Records from a collection of figures
══════════

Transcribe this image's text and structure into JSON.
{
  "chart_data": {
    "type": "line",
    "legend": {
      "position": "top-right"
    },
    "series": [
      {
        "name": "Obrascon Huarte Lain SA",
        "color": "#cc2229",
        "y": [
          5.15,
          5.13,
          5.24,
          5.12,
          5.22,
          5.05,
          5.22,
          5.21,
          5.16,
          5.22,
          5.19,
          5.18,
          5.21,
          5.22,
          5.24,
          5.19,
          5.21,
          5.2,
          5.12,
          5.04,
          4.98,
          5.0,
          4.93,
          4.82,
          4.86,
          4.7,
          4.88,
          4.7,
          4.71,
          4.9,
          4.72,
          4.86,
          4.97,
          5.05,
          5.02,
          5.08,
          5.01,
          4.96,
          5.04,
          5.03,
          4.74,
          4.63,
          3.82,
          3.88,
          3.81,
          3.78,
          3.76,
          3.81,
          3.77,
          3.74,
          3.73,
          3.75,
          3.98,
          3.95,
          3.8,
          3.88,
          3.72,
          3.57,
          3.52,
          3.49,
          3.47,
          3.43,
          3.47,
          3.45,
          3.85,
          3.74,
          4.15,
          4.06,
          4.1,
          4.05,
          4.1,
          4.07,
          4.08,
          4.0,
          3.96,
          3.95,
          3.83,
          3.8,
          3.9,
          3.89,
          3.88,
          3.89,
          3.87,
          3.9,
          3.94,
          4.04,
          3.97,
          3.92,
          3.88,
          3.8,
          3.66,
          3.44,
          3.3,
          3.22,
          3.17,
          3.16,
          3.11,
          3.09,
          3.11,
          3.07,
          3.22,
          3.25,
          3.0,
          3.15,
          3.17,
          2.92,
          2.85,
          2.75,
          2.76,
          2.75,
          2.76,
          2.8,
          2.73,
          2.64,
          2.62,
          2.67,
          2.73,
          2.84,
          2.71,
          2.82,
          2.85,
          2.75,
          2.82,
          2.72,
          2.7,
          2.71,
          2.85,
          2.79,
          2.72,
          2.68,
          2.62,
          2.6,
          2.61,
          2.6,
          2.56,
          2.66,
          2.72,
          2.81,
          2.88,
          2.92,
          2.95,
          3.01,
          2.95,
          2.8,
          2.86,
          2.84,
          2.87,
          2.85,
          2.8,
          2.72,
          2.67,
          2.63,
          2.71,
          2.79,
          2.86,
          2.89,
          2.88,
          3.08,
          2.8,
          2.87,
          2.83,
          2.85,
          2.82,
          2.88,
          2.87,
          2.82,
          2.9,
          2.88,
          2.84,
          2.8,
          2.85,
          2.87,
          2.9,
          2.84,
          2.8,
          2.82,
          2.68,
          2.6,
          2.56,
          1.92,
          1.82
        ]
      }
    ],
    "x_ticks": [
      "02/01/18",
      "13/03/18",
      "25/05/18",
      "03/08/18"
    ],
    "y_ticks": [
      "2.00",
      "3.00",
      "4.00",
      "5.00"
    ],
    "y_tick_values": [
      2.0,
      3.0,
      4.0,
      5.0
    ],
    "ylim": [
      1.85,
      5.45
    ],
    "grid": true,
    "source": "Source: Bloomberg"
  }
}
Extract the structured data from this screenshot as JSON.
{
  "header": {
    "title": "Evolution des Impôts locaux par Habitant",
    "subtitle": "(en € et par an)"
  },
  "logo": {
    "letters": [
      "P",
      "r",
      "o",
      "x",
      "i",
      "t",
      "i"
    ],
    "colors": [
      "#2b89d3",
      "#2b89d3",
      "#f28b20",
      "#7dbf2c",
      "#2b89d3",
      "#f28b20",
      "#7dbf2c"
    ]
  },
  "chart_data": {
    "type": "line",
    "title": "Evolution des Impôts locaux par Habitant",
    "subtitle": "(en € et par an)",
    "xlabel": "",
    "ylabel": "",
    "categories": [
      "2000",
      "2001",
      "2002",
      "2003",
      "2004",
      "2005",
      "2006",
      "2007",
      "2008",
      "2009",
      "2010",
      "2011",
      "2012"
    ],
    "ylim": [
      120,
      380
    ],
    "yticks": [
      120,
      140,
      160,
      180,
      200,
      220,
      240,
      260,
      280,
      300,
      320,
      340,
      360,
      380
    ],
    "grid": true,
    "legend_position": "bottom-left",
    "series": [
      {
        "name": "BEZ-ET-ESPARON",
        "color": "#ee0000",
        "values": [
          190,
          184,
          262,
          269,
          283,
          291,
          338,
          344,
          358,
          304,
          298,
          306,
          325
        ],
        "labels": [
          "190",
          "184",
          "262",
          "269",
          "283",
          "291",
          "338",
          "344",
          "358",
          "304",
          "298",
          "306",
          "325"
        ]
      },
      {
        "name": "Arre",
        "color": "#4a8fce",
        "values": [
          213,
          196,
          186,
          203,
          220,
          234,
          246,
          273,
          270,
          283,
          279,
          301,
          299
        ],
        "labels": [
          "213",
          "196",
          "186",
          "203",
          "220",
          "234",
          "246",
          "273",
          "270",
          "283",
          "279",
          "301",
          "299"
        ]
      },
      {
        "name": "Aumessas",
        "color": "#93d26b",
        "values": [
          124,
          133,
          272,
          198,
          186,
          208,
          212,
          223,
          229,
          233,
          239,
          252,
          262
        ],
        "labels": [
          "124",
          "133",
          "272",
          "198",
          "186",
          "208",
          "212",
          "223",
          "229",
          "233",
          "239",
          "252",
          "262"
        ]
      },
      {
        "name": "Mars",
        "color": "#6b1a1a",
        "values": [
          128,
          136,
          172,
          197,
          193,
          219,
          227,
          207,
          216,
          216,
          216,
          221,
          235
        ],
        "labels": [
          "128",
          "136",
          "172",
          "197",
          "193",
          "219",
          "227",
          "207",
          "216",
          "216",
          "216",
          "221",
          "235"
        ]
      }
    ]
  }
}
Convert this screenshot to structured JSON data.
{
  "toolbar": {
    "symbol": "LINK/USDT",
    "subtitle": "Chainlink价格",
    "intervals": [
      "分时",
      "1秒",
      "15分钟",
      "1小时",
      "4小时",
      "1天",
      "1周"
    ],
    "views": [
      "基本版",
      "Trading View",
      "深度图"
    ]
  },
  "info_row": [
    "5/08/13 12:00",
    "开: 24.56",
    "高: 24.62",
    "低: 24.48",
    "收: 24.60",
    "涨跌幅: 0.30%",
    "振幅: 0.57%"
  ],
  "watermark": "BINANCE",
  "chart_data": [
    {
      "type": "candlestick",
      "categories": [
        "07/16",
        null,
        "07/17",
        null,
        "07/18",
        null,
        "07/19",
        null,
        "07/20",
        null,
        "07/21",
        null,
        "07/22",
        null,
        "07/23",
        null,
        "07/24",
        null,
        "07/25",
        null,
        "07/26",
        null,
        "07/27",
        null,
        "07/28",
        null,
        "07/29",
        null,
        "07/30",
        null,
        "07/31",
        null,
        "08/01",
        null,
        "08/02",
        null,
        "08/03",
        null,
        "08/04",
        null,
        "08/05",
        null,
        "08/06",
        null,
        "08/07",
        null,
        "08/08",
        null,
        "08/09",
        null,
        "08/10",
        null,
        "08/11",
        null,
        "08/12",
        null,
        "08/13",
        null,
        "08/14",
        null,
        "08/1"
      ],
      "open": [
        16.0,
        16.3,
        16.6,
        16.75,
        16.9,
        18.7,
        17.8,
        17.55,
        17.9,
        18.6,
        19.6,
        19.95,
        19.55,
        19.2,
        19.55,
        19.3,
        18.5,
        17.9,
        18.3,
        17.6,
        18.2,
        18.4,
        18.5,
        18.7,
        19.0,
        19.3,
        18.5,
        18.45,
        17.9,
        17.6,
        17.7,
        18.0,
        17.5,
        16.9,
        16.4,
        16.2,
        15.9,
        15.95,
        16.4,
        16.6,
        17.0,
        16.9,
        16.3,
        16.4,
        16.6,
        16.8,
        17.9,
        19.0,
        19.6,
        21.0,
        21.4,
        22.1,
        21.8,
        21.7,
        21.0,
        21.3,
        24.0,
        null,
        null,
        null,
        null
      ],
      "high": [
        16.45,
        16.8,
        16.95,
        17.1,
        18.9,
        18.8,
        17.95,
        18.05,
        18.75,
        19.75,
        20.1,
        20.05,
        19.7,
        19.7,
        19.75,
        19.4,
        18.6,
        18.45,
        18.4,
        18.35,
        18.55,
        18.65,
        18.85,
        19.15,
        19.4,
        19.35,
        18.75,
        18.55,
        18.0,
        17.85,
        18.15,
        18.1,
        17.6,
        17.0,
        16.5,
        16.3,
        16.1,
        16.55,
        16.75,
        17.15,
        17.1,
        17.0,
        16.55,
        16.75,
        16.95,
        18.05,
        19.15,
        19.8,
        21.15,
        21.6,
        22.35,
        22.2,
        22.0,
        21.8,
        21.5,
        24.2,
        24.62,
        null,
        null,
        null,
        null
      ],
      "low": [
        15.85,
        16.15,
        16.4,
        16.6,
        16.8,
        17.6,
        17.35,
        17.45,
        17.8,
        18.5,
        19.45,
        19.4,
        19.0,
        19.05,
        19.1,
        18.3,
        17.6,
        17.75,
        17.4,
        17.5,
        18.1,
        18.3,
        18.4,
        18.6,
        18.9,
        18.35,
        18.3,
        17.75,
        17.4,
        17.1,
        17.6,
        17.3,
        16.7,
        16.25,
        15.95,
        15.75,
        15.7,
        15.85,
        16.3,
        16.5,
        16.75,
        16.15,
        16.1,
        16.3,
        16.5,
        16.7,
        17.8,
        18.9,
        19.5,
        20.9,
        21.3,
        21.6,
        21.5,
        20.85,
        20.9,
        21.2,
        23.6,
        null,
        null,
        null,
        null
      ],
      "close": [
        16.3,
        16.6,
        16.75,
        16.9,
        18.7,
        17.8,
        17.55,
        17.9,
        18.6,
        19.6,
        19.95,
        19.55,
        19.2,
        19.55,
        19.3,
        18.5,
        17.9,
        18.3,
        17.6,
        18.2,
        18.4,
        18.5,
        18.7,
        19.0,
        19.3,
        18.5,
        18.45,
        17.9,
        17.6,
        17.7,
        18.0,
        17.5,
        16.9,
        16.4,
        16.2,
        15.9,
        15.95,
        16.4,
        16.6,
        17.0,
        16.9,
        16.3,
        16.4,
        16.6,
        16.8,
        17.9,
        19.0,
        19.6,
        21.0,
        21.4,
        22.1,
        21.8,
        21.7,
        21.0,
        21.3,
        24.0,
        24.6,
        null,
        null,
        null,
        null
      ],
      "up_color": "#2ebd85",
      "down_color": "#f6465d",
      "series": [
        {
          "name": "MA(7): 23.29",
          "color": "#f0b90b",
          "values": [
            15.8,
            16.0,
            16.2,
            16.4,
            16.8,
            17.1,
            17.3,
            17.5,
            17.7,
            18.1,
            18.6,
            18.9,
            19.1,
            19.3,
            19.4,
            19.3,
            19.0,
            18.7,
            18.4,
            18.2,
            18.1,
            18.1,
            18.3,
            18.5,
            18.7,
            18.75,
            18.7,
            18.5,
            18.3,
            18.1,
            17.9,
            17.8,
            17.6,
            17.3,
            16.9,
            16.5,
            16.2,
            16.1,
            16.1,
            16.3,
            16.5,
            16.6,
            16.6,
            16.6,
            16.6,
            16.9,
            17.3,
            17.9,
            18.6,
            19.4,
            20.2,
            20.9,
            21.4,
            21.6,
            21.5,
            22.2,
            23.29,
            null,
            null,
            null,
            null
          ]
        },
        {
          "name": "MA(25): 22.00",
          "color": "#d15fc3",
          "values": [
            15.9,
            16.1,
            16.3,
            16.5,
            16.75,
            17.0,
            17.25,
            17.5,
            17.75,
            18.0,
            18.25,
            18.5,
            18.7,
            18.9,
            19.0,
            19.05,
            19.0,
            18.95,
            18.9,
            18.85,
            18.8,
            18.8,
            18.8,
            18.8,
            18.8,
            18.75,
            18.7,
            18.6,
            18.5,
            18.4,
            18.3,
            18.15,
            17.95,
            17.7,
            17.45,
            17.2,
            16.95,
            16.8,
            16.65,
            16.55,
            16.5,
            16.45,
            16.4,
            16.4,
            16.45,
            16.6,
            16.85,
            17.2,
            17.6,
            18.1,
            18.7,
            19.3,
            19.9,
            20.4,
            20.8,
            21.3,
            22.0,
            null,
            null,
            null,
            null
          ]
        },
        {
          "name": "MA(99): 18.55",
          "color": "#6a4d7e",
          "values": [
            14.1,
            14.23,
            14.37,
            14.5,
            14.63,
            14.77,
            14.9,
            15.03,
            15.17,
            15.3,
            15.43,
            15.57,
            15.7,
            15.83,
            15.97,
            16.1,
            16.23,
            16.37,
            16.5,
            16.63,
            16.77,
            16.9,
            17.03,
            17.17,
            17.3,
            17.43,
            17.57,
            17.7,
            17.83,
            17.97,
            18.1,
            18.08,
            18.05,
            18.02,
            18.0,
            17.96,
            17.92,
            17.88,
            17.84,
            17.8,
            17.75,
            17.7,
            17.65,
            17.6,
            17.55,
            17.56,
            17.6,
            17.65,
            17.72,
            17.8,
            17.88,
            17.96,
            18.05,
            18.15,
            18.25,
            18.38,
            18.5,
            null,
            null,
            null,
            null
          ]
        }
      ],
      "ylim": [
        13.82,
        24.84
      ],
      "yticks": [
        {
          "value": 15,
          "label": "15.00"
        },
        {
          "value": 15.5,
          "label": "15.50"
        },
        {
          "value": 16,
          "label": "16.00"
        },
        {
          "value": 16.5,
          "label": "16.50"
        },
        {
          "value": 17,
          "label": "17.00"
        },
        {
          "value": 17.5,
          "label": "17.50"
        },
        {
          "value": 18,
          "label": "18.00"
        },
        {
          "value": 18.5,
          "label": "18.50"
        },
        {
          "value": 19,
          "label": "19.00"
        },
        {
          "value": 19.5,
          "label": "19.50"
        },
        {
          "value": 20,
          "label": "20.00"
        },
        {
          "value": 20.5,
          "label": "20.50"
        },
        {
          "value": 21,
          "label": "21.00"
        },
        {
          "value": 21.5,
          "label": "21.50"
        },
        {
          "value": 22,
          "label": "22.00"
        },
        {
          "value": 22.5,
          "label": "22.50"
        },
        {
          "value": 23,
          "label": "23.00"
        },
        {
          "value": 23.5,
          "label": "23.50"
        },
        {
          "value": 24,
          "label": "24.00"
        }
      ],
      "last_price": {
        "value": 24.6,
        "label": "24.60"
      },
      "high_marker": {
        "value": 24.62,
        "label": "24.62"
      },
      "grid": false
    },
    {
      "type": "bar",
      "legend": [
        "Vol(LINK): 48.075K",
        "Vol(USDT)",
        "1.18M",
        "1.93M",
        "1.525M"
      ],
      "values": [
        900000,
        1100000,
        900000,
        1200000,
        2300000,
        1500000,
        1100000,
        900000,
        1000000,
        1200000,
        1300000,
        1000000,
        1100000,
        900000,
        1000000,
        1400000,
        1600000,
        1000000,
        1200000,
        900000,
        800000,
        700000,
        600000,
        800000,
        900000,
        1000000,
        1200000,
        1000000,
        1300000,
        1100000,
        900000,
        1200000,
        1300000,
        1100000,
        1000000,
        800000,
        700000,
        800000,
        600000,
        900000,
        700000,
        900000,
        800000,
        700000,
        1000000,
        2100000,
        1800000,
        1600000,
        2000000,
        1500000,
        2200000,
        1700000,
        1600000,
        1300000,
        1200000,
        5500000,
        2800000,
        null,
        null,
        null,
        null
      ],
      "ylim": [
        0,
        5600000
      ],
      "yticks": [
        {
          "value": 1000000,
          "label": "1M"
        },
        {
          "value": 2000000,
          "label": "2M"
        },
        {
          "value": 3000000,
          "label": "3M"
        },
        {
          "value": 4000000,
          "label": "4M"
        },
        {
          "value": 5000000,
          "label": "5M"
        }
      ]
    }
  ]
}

══════════

## Requirement:
Look through the data above. Find each line with the string "name" and copy it.

## The solution:
        "name": "Obrascon Huarte Lain SA",
        "name": "BEZ-ET-ESPARON",
        "name": "Arre",
        "name": "Aumessas",
        "name": "Mars",
          "name": "MA(7): 23.29",
          "name": "MA(25): 22.00",
          "name": "MA(99): 18.55",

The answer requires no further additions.